(WORK TO DO) Extract all lines from the data beneath that include the word "이벤트는".

(AVAILABLE DATA)
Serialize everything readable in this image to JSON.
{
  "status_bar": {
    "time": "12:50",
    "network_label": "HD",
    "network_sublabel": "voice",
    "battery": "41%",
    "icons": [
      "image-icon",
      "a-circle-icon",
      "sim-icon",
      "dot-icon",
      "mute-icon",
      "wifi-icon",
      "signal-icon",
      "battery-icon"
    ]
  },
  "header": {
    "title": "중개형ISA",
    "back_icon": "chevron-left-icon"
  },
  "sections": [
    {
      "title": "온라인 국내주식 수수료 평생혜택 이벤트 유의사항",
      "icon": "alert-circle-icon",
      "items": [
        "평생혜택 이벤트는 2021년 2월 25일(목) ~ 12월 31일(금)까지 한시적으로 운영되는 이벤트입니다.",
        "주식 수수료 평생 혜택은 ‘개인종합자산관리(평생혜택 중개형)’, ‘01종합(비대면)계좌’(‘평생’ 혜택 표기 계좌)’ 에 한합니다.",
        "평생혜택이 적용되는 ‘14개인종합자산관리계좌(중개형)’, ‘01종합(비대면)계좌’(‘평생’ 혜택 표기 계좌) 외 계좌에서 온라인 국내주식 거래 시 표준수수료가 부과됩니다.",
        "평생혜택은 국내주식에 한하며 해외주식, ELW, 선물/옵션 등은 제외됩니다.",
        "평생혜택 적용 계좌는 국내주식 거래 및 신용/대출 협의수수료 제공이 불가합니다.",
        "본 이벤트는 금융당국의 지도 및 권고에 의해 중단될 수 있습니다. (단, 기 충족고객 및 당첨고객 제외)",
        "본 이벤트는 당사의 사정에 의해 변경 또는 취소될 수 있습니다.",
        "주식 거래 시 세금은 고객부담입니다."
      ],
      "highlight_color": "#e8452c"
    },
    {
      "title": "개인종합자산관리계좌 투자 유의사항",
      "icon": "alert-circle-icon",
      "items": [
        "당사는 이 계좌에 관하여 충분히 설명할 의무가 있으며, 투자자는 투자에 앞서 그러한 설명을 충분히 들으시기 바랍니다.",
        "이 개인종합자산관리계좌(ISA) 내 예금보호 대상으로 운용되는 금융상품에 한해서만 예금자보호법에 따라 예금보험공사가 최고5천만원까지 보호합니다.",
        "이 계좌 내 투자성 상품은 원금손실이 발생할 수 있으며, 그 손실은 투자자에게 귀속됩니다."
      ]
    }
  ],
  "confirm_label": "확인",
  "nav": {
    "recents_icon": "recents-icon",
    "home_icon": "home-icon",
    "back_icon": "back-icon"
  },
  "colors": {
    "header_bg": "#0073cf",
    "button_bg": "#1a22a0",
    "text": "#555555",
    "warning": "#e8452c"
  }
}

(THE RESPONSE)
        "평생혜택 이벤트는 2021년 2월 25일(목) ~ 12월 31일(금)까지 한시적으로 운영되는 이벤트입니다.",
        "본 이벤트는 금융당국의 지도 및 권고에 의해 중단될 수 있습니다. (단, 기 충족고객 및 당첨고객 제외)",
        "본 이벤트는 당사의 사정에 의해 변경 또는 취소될 수 있습니다.",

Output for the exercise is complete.